### Aim of the exercise
Check each line of the listing, and copy it if it contains the word "Node".

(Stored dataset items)

* * * * *

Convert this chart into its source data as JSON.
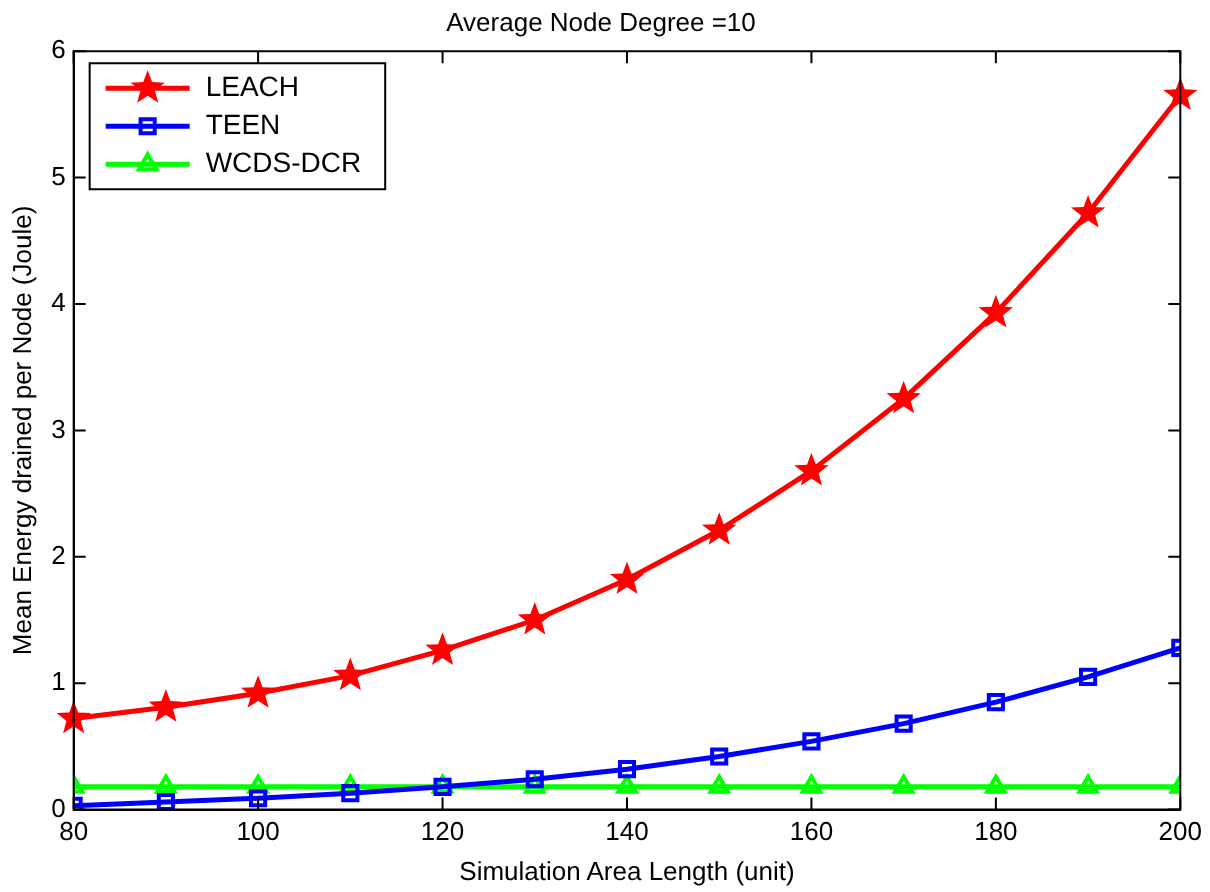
{
  "chart_data": {
    "type": "line",
    "title": "Average Node Degree =10",
    "xlabel": "Simulation Area Length (unit)",
    "ylabel": "Mean Energy drained per Node (Joule)",
    "x": [
      80,
      90,
      100,
      110,
      120,
      130,
      140,
      150,
      160,
      170,
      180,
      190,
      200
    ],
    "series": [
      {
        "name": "LEACH",
        "color": "#ff0000",
        "marker": "star",
        "values": [
          0.72,
          0.81,
          0.92,
          1.06,
          1.26,
          1.5,
          1.82,
          2.21,
          2.68,
          3.25,
          3.93,
          4.72,
          5.65
        ]
      },
      {
        "name": "TEEN",
        "color": "#0000ff",
        "marker": "square",
        "values": [
          0.03,
          0.06,
          0.09,
          0.13,
          0.18,
          0.24,
          0.32,
          0.42,
          0.54,
          0.68,
          0.85,
          1.05,
          1.28
        ]
      },
      {
        "name": "WCDS-DCR",
        "color": "#00ff00",
        "marker": "triangle",
        "values": [
          0.18,
          0.18,
          0.18,
          0.18,
          0.18,
          0.18,
          0.18,
          0.18,
          0.18,
          0.18,
          0.18,
          0.18,
          0.18
        ]
      }
    ],
    "xlim": [
      80,
      200
    ],
    "xticks": [
      80,
      100,
      120,
      140,
      160,
      180,
      200
    ],
    "ylim": [
      0,
      6
    ],
    "yticks": [
      0,
      1,
      2,
      3,
      4,
      5,
      6
    ],
    "grid": false,
    "legend": "top left",
    "line_style": "solid"
  }
}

* * * * *

### Task response
    "title": "Average Node Degree =10",
    "ylabel": "Mean Energy drained per Node (Joule)",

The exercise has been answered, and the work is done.